[Excerpts from an interface dataset]

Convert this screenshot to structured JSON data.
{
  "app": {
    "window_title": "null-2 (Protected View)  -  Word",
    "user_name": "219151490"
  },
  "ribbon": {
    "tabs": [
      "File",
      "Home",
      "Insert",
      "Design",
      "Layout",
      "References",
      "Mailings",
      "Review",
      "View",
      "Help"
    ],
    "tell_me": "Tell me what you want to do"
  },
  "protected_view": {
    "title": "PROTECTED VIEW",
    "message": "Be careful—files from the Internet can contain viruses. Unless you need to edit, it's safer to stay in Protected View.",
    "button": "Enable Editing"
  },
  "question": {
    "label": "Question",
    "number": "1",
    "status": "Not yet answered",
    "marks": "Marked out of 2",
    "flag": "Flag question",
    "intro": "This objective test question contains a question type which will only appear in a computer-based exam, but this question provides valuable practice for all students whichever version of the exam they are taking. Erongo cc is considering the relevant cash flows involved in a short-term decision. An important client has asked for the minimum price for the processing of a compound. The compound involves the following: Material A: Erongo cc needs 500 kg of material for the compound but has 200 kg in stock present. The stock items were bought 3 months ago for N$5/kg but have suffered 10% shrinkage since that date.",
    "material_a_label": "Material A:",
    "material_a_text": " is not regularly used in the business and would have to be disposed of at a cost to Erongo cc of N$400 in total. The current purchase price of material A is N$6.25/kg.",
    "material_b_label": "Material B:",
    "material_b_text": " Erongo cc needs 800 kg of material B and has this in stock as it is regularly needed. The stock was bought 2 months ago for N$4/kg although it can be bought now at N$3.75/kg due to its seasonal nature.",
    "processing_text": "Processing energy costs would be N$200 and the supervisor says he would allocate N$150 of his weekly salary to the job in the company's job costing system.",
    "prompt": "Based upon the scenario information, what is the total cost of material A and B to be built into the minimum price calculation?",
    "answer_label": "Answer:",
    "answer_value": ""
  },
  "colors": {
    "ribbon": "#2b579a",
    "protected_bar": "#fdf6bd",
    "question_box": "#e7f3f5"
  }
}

# [WORK INSTRUCTION]
In the entries above, find each line that includes the string "would" and copy it.

# [SOLUTION TO THE PROBLEM]
    "material_a_text": " is not regularly used in the business and would have to be disposed of at a cost to Erongo cc of N$400 in total. The current purchase price of material A is N$6.25/kg.",
    "processing_text": "Processing energy costs would be N$200 and the supervisor says he would allocate N$150 of his weekly salary to the job in the company's job costing system.",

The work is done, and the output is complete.